Given instruction: Locate the string "alat" in the records below. Copy every line where it occurs.

[Stored records]

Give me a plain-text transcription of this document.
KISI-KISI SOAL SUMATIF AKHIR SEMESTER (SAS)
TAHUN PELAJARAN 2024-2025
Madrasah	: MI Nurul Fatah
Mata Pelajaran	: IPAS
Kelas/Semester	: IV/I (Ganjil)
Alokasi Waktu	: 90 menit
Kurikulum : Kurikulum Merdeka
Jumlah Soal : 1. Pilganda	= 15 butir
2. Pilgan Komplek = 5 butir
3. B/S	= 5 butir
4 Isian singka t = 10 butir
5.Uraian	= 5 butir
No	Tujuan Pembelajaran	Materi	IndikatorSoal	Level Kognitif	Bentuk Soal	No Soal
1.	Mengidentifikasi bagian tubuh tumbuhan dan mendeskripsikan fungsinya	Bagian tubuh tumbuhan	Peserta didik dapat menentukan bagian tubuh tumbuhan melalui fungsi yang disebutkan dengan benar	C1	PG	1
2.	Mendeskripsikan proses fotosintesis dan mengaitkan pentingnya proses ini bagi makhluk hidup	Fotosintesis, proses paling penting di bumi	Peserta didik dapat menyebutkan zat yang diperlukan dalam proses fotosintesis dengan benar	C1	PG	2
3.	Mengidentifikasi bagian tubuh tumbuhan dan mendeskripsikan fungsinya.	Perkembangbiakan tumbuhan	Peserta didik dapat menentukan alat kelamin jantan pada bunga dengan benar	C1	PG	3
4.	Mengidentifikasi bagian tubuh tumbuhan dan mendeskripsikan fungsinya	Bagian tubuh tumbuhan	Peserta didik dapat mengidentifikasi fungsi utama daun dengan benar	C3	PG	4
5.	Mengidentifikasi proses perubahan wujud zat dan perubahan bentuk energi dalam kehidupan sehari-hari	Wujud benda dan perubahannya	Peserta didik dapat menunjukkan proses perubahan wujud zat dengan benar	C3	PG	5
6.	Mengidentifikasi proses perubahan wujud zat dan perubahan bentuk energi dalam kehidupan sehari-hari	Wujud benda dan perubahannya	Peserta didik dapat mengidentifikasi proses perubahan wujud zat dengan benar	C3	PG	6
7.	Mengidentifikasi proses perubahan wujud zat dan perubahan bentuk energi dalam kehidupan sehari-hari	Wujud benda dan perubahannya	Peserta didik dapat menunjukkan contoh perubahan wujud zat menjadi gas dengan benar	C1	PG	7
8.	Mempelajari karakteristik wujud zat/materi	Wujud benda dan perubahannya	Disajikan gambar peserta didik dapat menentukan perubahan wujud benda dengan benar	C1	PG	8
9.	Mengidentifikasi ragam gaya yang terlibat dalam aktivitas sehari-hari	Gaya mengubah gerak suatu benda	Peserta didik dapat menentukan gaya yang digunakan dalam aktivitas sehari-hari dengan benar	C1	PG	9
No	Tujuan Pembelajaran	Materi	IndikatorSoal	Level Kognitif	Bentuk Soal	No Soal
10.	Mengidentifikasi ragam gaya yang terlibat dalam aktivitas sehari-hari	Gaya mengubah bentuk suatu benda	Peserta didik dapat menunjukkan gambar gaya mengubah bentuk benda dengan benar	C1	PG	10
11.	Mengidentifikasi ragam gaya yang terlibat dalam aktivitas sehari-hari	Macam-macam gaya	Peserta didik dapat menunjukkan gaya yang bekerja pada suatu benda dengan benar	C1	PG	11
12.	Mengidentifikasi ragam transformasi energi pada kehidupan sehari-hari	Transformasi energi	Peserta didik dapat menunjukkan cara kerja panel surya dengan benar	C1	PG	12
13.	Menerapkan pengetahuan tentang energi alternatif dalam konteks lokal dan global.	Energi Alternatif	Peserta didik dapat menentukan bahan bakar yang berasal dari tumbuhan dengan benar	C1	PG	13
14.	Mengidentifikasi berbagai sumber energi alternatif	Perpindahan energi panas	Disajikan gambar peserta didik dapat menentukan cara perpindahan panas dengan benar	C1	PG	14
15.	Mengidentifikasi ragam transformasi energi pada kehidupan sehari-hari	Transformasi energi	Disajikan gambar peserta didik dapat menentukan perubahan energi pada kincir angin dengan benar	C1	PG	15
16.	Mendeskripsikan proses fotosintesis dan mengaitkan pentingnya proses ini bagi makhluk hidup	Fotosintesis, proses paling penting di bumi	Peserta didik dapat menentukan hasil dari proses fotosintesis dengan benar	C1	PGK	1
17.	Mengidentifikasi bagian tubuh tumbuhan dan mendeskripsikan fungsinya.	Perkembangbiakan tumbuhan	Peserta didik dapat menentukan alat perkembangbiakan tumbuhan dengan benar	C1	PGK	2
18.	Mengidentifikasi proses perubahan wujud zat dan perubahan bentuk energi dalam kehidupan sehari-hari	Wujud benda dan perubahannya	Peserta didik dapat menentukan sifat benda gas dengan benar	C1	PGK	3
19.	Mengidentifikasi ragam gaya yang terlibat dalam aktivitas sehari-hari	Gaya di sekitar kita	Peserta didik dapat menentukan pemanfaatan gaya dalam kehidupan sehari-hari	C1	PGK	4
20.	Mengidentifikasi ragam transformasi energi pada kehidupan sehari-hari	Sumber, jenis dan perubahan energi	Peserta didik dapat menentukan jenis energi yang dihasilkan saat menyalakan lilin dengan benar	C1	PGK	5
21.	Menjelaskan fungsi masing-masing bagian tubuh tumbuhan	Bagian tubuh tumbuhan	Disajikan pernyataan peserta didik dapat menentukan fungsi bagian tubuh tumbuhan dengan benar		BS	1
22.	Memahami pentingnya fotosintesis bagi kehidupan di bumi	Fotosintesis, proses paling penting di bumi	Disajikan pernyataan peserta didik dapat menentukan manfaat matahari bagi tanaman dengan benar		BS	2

Full solution:
3.	Mengidentifikasi bagian tubuh tumbuhan dan mendeskripsikan fungsinya.	Perkembangbiakan tumbuhan	Peserta didik dapat menentukan alat kelamin jantan pada bunga dengan benar	C1	PG	3
17.	Mengidentifikasi bagian tubuh tumbuhan dan mendeskripsikan fungsinya.	Perkembangbiakan tumbuhan	Peserta didik dapat menentukan alat perkembangbiakan tumbuhan dengan benar	C1	PGK	2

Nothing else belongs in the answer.